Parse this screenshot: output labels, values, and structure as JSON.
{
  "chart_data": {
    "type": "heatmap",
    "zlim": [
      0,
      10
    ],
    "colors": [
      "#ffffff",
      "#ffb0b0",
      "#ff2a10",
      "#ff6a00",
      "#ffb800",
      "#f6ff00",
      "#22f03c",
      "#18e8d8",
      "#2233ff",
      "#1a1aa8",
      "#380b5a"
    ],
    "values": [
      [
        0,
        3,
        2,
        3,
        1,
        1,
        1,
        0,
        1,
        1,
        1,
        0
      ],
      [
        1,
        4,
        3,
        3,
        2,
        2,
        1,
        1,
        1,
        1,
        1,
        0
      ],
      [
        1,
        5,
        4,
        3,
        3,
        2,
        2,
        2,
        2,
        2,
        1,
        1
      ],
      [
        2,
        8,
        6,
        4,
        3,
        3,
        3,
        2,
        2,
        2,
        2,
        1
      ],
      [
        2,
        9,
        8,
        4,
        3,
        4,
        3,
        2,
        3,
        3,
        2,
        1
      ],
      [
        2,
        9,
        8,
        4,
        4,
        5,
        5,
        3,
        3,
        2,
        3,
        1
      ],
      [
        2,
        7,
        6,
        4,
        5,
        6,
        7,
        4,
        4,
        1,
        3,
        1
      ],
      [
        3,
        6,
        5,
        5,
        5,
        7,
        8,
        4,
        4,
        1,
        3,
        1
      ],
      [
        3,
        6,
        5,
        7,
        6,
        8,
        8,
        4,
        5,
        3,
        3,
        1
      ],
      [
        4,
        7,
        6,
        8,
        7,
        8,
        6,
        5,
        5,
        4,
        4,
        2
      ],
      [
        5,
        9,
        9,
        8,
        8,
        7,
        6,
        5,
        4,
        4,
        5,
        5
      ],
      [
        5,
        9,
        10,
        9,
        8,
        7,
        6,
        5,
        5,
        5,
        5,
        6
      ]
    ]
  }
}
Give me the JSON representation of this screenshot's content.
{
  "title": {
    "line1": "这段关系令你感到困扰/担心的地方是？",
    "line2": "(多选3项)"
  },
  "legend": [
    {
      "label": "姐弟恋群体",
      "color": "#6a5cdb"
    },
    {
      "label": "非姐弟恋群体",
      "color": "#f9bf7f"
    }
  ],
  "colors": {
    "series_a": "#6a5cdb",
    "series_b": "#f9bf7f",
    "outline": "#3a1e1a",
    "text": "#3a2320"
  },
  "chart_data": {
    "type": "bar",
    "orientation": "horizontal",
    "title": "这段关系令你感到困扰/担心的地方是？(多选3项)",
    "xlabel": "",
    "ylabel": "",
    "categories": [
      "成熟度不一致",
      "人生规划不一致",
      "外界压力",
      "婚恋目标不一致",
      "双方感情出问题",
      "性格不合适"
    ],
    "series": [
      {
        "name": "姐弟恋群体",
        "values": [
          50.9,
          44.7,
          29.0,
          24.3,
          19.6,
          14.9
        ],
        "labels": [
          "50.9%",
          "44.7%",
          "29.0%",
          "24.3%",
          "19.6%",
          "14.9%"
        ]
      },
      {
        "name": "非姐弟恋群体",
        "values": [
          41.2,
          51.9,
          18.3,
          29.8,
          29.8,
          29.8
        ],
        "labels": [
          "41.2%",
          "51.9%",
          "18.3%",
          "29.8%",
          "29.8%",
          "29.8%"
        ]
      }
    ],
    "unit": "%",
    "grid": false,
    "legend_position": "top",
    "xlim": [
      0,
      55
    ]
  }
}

#### [Stated task]
Of all the lines in the listing above, how many contain the word "values"? Answer with the number alone.

#### [Complete response]
4